# Information given start

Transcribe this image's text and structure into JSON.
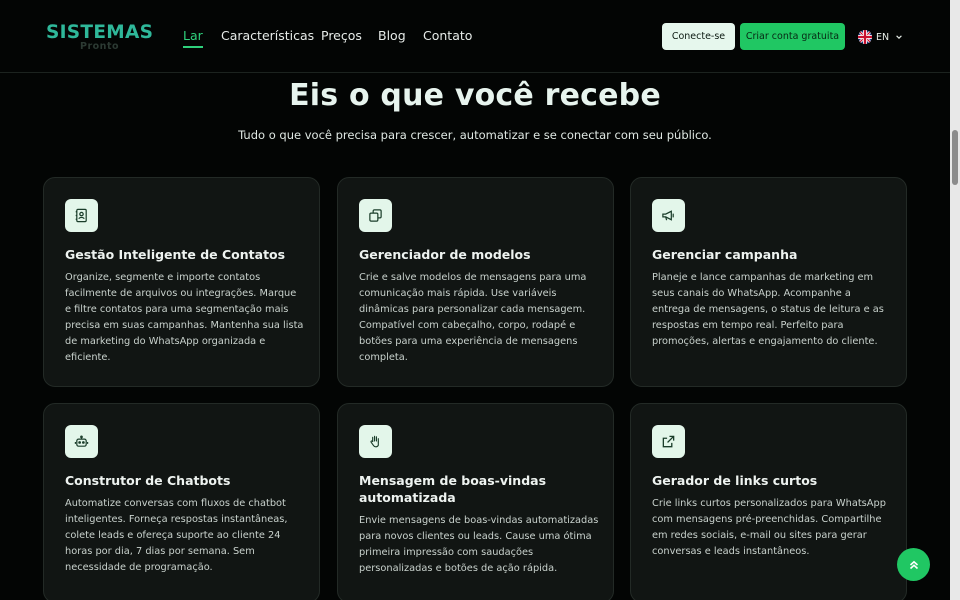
{
  "brand": {
    "name": "SISTEMAS",
    "tagline": "Pronto"
  },
  "nav": {
    "items": [
      "Lar",
      "Características",
      "Preços",
      "Blog",
      "Contato"
    ],
    "active": "Lar"
  },
  "header": {
    "login_label": "Conecte-se",
    "signup_label": "Criar conta gratuita",
    "language": "EN"
  },
  "hero": {
    "title": "Eis o que você recebe",
    "subtitle": "Tudo o que você precisa para crescer, automatizar e se conectar com seu público."
  },
  "features": [
    {
      "icon": "contacts-icon",
      "title": "Gestão Inteligente de Contatos",
      "description": "Organize, segmente e importe contatos facilmente de arquivos ou integrações. Marque e filtre contatos para uma segmentação mais precisa em suas campanhas. Mantenha sua lista de marketing do WhatsApp organizada e eficiente."
    },
    {
      "icon": "copy-icon",
      "title": "Gerenciador de modelos",
      "description": "Crie e salve modelos de mensagens para uma comunicação mais rápida. Use variáveis dinâmicas para personalizar cada mensagem. Compatível com cabeçalho, corpo, rodapé e botões para uma experiência de mensagens completa."
    },
    {
      "icon": "megaphone-icon",
      "title": "Gerenciar campanha",
      "description": "Planeje e lance campanhas de marketing em seus canais do WhatsApp. Acompanhe a entrega de mensagens, o status de leitura e as respostas em tempo real. Perfeito para promoções, alertas e engajamento do cliente."
    },
    {
      "icon": "robot-icon",
      "title": "Construtor de Chatbots",
      "description": "Automatize conversas com fluxos de chatbot inteligentes. Forneça respostas instantâneas, colete leads e ofereça suporte ao cliente 24 horas por dia, 7 dias por semana. Sem necessidade de programação."
    },
    {
      "icon": "waving-hand-icon",
      "title": "Mensagem de boas-vindas automatizada",
      "description": "Envie mensagens de boas-vindas automatizadas para novos clientes ou leads. Cause uma ótima primeira impressão com saudações personalizadas e botões de ação rápida."
    },
    {
      "icon": "external-link-icon",
      "title": "Gerador de links curtos",
      "description": "Crie links curtos personalizados para WhatsApp com mensagens pré-preenchidas. Compartilhe em redes sociais, e-mail ou sites para gerar conversas e leads instantâneos."
    }
  ],
  "colors": {
    "accent": "#20c763",
    "brand_teal": "#2fb89a",
    "card_bg": "#111513",
    "page_bg": "#030504"
  }
}
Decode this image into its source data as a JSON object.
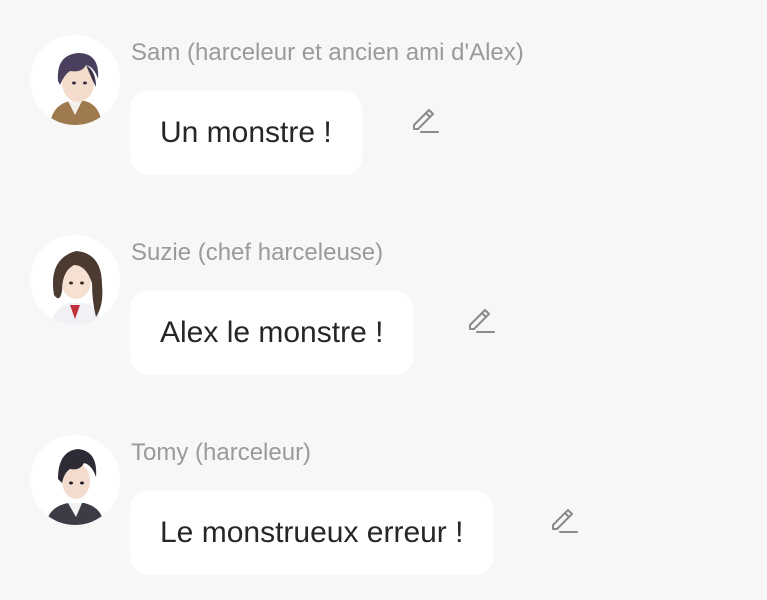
{
  "messages": [
    {
      "speaker": "Sam (harceleur et ancien ami d'Alex)",
      "text": "Un monstre !",
      "avatar_icon": "character-avatar-sam",
      "edit_icon": "pencil-icon",
      "colors": {
        "hair": "#4a3f5c",
        "outfit": "#a07a4f"
      }
    },
    {
      "speaker": "Suzie (chef harceleuse)",
      "text": "Alex le monstre !",
      "avatar_icon": "character-avatar-suzie",
      "edit_icon": "pencil-icon",
      "colors": {
        "hair": "#4b3a30",
        "outfit": "#c0303a"
      }
    },
    {
      "speaker": "Tomy (harceleur)",
      "text": "Le monstrueux erreur !",
      "avatar_icon": "character-avatar-tomy",
      "edit_icon": "pencil-icon",
      "colors": {
        "hair": "#2e2b36",
        "outfit": "#3c3c46"
      }
    }
  ],
  "colors": {
    "background": "#f7f7f7",
    "bubble": "#ffffff",
    "speaker_text": "#9a9a9a",
    "message_text": "#262626",
    "icon": "#8a8a8a"
  }
}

# Information given end

- [Set task]
Print all of the entries word for word. Skip any images they contain.

- [Written solution]
Transcribe this image's text and structure into JSON.
{
  "brand": {
    "name": "SISTEMAS",
    "tagline": "Pronto"
  },
  "nav": {
    "items": [
      "Lar",
      "Características",
      "Preços",
      "Blog",
      "Contato"
    ],
    "active": "Lar"
  },
  "header": {
    "login_label": "Conecte-se",
    "signup_label": "Criar conta gratuita",
    "language": "EN"
  },
  "hero": {
    "title": "Eis o que você recebe",
    "subtitle": "Tudo o que você precisa para crescer, automatizar e se conectar com seu público."
  },
  "features": [
    {
      "icon": "contacts-icon",
      "title": "Gestão Inteligente de Contatos",
      "description": "Organize, segmente e importe contatos facilmente de arquivos ou integrações. Marque e filtre contatos para uma segmentação mais precisa em suas campanhas. Mantenha sua lista de marketing do WhatsApp organizada e eficiente."
    },
    {
      "icon": "copy-icon",
      "title": "Gerenciador de modelos",
      "description": "Crie e salve modelos de mensagens para uma comunicação mais rápida. Use variáveis dinâmicas para personalizar cada mensagem. Compatível com cabeçalho, corpo, rodapé e botões para uma experiência de mensagens completa."
    },
    {
      "icon": "megaphone-icon",
      "title": "Gerenciar campanha",
      "description": "Planeje e lance campanhas de marketing em seus canais do WhatsApp. Acompanhe a entrega de mensagens, o status de leitura e as respostas em tempo real. Perfeito para promoções, alertas e engajamento do cliente."
    },
    {
      "icon": "robot-icon",
      "title": "Construtor de Chatbots",
      "description": "Automatize conversas com fluxos de chatbot inteligentes. Forneça respostas instantâneas, colete leads e ofereça suporte ao cliente 24 horas por dia, 7 dias por semana. Sem necessidade de programação."
    },
    {
      "icon": "waving-hand-icon",
      "title": "Mensagem de boas-vindas automatizada",
      "description": "Envie mensagens de boas-vindas automatizadas para novos clientes ou leads. Cause uma ótima primeira impressão com saudações personalizadas e botões de ação rápida."
    },
    {
      "icon": "external-link-icon",
      "title": "Gerador de links curtos",
      "description": "Crie links curtos personalizados para WhatsApp com mensagens pré-preenchidas. Compartilhe em redes sociais, e-mail ou sites para gerar conversas e leads instantâneos."
    }
  ],
  "colors": {
    "accent": "#20c763",
    "brand_teal": "#2fb89a",
    "card_bg": "#111513",
    "page_bg": "#030504"
  }
}
Decode this image into its source data as a JSON object.
{
  "messages": [
    {
      "speaker": "Sam (harceleur et ancien ami d'Alex)",
      "text": "Un monstre !",
      "avatar_icon": "character-avatar-sam",
      "edit_icon": "pencil-icon",
      "colors": {
        "hair": "#4a3f5c",
        "outfit": "#a07a4f"
      }
    },
    {
      "speaker": "Suzie (chef harceleuse)",
      "text": "Alex le monstre !",
      "avatar_icon": "character-avatar-suzie",
      "edit_icon": "pencil-icon",
      "colors": {
        "hair": "#4b3a30",
        "outfit": "#c0303a"
      }
    },
    {
      "speaker": "Tomy (harceleur)",
      "text": "Le monstrueux erreur !",
      "avatar_icon": "character-avatar-tomy",
      "edit_icon": "pencil-icon",
      "colors": {
        "hair": "#2e2b36",
        "outfit": "#3c3c46"
      }
    }
  ],
  "colors": {
    "background": "#f7f7f7",
    "bubble": "#ffffff",
    "speaker_text": "#9a9a9a",
    "message_text": "#262626",
    "icon": "#8a8a8a"
  }
}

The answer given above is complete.